Work required. Reproduce the listing below without any change.

Dataset records:
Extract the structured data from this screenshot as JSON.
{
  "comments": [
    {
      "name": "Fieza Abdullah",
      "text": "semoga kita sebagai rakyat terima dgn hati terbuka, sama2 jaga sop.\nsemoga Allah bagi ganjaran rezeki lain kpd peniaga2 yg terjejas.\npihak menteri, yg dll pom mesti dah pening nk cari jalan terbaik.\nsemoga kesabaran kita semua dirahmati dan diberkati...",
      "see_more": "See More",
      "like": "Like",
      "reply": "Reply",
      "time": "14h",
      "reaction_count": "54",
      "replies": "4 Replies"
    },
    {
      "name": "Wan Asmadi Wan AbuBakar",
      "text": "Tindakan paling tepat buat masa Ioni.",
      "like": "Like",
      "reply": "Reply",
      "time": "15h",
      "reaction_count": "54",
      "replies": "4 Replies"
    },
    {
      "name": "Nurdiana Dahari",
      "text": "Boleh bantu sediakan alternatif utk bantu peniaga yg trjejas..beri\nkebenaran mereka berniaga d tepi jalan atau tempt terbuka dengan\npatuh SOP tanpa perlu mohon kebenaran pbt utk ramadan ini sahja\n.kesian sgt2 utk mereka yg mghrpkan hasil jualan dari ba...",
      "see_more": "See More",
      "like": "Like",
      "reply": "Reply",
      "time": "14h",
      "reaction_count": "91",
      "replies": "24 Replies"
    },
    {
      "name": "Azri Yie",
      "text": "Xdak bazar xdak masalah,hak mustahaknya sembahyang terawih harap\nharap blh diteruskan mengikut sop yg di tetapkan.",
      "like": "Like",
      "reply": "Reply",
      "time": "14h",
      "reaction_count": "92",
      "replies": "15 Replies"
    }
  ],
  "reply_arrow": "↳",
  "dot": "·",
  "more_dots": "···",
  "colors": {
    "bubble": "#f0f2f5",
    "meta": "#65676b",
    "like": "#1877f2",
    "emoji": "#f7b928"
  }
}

Full answer.
Extract the structured data from this screenshot as JSON.
{
  "comments": [
    {
      "name": "Fieza Abdullah",
      "text": "semoga kita sebagai rakyat terima dgn hati terbuka, sama2 jaga sop.\nsemoga Allah bagi ganjaran rezeki lain kpd peniaga2 yg terjejas.\npihak menteri, yg dll pom mesti dah pening nk cari jalan terbaik.\nsemoga kesabaran kita semua dirahmati dan diberkati...",
      "see_more": "See More",
      "like": "Like",
      "reply": "Reply",
      "time": "14h",
      "reaction_count": "54",
      "replies": "4 Replies"
    },
    {
      "name": "Wan Asmadi Wan AbuBakar",
      "text": "Tindakan paling tepat buat masa Ioni.",
      "like": "Like",
      "reply": "Reply",
      "time": "15h",
      "reaction_count": "54",
      "replies": "4 Replies"
    },
    {
      "name": "Nurdiana Dahari",
      "text": "Boleh bantu sediakan alternatif utk bantu peniaga yg trjejas..beri\nkebenaran mereka berniaga d tepi jalan atau tempt terbuka dengan\npatuh SOP tanpa perlu mohon kebenaran pbt utk ramadan ini sahja\n.kesian sgt2 utk mereka yg mghrpkan hasil jualan dari ba...",
      "see_more": "See More",
      "like": "Like",
      "reply": "Reply",
      "time": "14h",
      "reaction_count": "91",
      "replies": "24 Replies"
    },
    {
      "name": "Azri Yie",
      "text": "Xdak bazar xdak masalah,hak mustahaknya sembahyang terawih harap\nharap blh diteruskan mengikut sop yg di tetapkan.",
      "like": "Like",
      "reply": "Reply",
      "time": "14h",
      "reaction_count": "92",
      "replies": "15 Replies"
    }
  ],
  "reply_arrow": "↳",
  "dot": "·",
  "more_dots": "···",
  "colors": {
    "bubble": "#f0f2f5",
    "meta": "#65676b",
    "like": "#1877f2",
    "emoji": "#f7b928"
  }
}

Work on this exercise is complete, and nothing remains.